> _What this task involves_: What is the number of lines in the data below that contain "group"? Reply with the number only.

> _Data under study_:
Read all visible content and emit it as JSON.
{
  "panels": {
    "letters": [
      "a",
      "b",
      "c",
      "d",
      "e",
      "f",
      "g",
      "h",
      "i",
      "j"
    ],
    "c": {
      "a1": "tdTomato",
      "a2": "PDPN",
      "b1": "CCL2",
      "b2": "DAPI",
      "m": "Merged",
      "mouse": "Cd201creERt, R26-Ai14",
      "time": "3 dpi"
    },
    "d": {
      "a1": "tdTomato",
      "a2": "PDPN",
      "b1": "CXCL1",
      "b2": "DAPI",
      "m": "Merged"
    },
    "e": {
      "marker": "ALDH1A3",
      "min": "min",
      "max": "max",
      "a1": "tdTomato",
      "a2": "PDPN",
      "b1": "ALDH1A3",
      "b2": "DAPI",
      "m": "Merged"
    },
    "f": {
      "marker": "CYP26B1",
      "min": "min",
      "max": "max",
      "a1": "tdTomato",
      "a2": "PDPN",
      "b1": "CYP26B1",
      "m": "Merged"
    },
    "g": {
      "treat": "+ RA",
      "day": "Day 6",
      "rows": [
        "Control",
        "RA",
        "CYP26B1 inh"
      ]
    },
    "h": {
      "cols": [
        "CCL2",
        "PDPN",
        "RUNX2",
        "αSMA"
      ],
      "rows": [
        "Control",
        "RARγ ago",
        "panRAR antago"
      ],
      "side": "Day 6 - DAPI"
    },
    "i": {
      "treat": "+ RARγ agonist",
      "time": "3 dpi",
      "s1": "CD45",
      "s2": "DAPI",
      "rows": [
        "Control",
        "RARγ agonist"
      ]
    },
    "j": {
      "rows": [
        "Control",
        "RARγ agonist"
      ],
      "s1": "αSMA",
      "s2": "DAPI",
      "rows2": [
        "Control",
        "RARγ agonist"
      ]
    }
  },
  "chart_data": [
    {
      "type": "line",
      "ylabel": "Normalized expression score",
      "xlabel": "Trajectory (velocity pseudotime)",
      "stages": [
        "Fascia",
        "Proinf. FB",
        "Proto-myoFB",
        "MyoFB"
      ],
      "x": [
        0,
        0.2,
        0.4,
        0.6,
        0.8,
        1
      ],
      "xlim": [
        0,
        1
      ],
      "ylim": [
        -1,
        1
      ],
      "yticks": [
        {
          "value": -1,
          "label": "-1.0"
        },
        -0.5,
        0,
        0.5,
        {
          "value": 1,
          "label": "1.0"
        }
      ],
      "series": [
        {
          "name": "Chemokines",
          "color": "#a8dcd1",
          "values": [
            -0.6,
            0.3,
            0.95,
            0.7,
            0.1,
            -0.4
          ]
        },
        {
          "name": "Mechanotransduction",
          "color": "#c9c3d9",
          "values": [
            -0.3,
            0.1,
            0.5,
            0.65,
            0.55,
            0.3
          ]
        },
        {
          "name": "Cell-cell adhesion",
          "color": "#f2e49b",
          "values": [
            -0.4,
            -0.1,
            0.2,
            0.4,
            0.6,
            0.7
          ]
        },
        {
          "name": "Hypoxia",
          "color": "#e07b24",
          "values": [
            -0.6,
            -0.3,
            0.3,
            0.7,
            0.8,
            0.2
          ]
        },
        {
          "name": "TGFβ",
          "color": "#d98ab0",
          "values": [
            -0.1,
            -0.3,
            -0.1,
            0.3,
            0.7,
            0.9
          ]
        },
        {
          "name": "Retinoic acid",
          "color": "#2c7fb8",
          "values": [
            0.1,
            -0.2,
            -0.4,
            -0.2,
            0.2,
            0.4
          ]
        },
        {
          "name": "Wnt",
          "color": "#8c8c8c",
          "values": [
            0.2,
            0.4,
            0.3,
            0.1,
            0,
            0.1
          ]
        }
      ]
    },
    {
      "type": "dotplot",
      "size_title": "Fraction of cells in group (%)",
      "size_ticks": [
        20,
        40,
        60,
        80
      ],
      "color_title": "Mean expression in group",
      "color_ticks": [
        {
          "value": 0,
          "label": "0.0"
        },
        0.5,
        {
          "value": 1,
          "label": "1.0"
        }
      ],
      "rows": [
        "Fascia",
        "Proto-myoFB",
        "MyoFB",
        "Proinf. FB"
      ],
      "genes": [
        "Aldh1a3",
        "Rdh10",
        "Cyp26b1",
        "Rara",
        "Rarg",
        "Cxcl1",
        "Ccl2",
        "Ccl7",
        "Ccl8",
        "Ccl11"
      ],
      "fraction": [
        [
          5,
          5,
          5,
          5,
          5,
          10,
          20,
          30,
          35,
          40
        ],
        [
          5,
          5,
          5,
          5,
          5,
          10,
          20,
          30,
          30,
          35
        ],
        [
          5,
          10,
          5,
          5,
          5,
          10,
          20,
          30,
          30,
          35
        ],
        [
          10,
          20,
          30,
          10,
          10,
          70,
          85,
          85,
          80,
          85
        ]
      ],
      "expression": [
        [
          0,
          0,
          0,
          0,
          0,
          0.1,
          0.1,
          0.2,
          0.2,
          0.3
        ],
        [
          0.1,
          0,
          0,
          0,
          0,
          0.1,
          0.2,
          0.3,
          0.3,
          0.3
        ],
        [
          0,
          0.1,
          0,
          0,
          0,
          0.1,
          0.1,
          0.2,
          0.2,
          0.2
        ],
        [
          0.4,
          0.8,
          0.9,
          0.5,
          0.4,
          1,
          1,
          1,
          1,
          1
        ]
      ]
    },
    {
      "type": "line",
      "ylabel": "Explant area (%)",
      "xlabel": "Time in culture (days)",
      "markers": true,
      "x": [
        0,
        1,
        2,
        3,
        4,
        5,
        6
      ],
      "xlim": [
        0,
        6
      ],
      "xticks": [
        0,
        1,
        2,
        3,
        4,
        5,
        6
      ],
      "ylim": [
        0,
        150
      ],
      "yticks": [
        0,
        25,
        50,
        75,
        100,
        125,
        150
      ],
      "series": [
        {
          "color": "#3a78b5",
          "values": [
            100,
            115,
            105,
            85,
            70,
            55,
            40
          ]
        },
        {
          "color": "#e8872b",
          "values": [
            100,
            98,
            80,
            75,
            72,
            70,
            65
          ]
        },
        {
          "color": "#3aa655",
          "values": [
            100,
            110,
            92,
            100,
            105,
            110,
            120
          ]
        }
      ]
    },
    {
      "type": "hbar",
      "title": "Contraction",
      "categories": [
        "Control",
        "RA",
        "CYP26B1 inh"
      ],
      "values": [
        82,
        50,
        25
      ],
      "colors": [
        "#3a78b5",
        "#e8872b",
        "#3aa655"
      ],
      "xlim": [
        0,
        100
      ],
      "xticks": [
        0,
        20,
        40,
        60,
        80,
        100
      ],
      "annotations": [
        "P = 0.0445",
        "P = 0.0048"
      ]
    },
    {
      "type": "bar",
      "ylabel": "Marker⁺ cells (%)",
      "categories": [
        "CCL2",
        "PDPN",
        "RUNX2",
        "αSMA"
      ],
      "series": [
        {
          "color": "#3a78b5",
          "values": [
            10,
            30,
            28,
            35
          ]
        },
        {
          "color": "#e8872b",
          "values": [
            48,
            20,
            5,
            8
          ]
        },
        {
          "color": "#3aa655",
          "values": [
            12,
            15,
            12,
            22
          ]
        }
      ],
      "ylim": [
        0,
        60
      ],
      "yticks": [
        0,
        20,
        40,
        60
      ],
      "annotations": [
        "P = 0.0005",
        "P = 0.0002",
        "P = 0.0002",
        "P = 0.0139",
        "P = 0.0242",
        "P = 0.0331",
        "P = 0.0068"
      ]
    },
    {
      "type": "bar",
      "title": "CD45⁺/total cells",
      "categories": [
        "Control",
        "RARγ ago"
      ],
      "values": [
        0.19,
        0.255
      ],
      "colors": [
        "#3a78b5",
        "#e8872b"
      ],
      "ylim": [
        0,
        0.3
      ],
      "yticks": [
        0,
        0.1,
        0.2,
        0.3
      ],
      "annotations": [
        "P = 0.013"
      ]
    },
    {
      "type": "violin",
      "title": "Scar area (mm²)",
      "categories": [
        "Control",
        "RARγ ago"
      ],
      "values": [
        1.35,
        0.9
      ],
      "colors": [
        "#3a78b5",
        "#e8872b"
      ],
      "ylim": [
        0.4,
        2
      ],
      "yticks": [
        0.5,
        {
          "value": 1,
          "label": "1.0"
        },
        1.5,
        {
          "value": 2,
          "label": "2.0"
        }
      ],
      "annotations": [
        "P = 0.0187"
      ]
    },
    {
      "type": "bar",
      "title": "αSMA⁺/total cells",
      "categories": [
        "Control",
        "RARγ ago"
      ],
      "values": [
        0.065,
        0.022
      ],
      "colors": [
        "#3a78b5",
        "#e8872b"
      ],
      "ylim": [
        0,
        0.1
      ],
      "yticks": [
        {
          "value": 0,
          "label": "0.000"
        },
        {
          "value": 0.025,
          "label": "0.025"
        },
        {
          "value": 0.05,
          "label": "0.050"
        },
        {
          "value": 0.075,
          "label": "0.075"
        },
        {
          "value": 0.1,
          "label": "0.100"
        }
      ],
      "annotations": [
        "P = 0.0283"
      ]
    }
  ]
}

> _Answer below_: 2